Lift every line from the entries that includes the word "United".

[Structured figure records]

════════

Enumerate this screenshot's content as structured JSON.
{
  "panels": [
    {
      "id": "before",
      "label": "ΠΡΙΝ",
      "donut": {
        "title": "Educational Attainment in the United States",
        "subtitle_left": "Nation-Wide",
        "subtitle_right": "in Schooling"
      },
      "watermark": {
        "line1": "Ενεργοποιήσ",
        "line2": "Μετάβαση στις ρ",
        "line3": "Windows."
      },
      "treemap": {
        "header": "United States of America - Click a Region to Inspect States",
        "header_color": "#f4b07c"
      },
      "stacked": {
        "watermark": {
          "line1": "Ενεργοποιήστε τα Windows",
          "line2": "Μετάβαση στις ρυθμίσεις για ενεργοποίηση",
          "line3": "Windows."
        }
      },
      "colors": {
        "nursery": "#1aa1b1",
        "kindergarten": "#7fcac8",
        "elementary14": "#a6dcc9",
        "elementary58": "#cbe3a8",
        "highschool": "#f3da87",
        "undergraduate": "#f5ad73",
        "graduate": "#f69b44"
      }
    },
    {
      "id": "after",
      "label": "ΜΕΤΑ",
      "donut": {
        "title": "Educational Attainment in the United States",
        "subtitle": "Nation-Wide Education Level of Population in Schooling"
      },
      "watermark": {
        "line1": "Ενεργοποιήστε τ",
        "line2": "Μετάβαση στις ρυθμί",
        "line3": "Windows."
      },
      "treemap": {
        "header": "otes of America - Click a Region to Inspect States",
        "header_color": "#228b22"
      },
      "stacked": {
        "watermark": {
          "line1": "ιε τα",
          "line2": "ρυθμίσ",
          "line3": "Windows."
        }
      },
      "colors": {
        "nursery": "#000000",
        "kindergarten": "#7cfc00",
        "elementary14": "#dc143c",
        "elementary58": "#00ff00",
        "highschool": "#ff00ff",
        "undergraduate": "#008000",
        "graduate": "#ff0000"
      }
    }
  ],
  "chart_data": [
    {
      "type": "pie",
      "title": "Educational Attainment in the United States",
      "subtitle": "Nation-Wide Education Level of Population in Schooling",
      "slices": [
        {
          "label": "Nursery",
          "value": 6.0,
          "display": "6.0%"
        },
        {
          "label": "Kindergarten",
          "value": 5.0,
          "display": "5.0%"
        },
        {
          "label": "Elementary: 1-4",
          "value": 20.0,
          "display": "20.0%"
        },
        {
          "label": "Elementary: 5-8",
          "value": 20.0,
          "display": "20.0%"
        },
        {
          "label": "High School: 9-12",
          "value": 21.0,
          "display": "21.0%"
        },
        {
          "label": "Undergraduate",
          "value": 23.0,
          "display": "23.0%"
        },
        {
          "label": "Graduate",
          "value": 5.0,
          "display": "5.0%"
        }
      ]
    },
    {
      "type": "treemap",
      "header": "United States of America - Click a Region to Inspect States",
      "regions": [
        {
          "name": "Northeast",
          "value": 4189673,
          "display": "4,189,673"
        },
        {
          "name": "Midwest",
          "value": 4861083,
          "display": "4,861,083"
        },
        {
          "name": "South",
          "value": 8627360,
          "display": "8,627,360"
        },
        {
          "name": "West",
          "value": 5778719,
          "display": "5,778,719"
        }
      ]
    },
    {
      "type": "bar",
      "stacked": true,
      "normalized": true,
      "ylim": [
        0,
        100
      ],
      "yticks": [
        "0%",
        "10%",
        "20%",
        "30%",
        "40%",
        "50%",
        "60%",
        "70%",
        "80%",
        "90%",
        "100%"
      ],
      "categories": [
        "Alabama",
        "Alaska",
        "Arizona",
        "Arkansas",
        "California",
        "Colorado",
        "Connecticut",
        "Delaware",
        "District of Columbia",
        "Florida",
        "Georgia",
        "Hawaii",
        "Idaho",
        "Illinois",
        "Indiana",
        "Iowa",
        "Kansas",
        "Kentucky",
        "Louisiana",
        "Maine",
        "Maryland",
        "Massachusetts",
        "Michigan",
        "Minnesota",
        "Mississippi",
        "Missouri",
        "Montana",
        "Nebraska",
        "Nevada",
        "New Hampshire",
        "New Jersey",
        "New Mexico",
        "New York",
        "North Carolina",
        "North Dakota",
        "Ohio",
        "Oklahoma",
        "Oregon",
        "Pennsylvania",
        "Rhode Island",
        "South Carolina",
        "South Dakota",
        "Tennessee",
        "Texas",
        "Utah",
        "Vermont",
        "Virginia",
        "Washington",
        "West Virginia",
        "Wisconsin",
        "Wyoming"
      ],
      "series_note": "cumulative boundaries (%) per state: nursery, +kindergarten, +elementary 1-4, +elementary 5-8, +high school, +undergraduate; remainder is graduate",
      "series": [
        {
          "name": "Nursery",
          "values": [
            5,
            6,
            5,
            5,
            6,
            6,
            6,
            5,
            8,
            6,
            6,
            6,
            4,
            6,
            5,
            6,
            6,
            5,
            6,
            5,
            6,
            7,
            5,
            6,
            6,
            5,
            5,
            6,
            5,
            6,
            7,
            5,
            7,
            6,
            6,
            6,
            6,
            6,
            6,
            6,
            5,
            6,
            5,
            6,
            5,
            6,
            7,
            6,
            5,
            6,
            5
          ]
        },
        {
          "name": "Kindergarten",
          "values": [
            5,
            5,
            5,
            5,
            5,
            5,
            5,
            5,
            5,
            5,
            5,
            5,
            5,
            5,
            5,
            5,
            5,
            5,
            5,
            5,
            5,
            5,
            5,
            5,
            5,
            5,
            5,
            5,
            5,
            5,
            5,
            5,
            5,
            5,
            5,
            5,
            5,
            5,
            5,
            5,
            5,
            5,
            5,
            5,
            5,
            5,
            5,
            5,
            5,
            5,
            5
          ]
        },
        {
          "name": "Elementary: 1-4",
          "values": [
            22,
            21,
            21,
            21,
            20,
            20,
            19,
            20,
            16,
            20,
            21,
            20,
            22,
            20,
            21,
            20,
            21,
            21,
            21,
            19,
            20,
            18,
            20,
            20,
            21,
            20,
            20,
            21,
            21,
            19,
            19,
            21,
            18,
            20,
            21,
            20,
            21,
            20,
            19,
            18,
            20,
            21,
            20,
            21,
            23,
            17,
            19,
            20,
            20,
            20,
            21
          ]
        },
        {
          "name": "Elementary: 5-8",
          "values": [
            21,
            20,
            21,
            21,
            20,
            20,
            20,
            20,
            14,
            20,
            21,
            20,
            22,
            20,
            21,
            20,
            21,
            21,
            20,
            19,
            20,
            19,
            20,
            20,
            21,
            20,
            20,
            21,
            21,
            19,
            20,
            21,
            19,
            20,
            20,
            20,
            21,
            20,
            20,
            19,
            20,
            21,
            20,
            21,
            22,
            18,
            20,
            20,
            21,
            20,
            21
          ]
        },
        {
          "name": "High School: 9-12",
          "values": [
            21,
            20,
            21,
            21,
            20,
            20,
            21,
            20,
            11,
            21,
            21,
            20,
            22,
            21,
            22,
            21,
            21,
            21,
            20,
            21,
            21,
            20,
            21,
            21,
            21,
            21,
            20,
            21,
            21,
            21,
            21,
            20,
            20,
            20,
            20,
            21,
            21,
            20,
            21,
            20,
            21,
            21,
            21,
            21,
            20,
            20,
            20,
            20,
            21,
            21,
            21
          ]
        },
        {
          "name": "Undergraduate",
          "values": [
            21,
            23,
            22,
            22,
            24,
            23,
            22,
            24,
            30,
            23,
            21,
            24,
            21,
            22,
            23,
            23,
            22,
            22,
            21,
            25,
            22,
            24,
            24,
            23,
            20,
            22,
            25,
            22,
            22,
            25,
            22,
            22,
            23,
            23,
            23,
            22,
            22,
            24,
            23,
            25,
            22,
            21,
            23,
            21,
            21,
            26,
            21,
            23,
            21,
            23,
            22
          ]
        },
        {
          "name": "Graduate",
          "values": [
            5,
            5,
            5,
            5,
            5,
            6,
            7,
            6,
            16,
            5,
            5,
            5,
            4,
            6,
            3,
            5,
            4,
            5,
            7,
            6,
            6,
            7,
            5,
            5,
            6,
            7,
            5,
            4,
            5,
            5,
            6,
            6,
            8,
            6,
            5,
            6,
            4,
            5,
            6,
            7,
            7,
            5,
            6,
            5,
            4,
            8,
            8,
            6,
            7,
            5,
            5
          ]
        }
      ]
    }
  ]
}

════════

## Output for this task:
        "title": "Educational Attainment in the United States",
        "header": "United States of America - Click a Region to Inspect States",
        "title": "Educational Attainment in the United States",
      "title": "Educational Attainment in the United States",
      "header": "United States of America - Click a Region to Inspect States",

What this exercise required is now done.